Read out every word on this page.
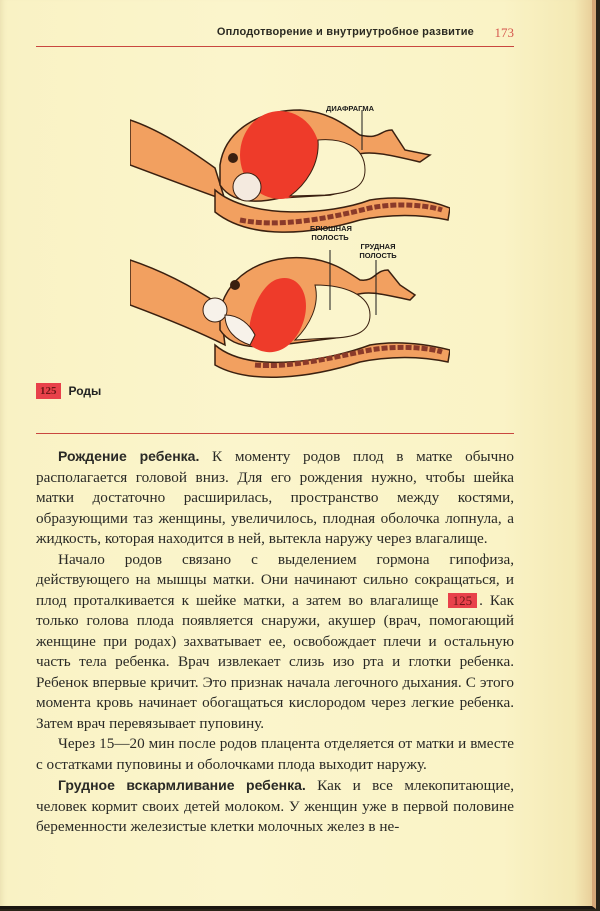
Оплодотворение и внутриутробное развитие 173
ДИАФРАГМА
БРЮШНАЯ ПОЛОСТЬ
ГРУДНАЯ ПОЛОСТЬ
125	Роды

Рождение ребенка. К моменту родов плод в матке обычно располагается головой вниз. Для его рождения нужно, чтобы шейка матки достаточно расширилась, пространство между костями, образующими таз женщины, увеличилось, плодная оболочка лопнула, а жидкость, которая находится в ней, вытекла наружу через влагалище.

Начало родов связано с выделением гормона гипофиза, действующего на мышцы матки. Они начинают сильно сокращаться, и плод проталкивается к шейке матки, а затем во влагалище 125 . Как только голова плода появляется снаружи, акушер (врач, помогающий женщине при родах) захватывает ее, освобождает плечи и остальную часть тела ребенка. Врач извлекает слизь изо рта и глотки ребенка. Ребенок впервые кричит. Это признак начала легочного дыхания. С этого момента кровь начинает обогащаться кислородом через легкие ребенка. Затем врач перевязывает пуповину.

Через 15—20 мин после родов плацента отделяется от матки и вместе с остатками пуповины и оболочками плода выходит наружу.

Грудное вскармливание ребенка. Как и все млекопитающие, человек кормит своих детей молоком. У женщин уже в первой половине беременности железистые клетки молочных желез в не-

- _The task_
Pick out every line with the string "наружу" and copy it.

- _The result_
Рождение ребенка. К моменту родов плод в матке обычно располагается головой вниз. Для его рождения нужно, чтобы шейка матки достаточно расширилась, пространство между костями, образующими таз женщины, увеличилось, плодная оболочка лопнула, а жидкость, которая находится в ней, вытекла наружу через влагалище.
Через 15—20 мин после родов плацента отделяется от матки и вместе с остатками пуповины и оболочками плода выходит наружу.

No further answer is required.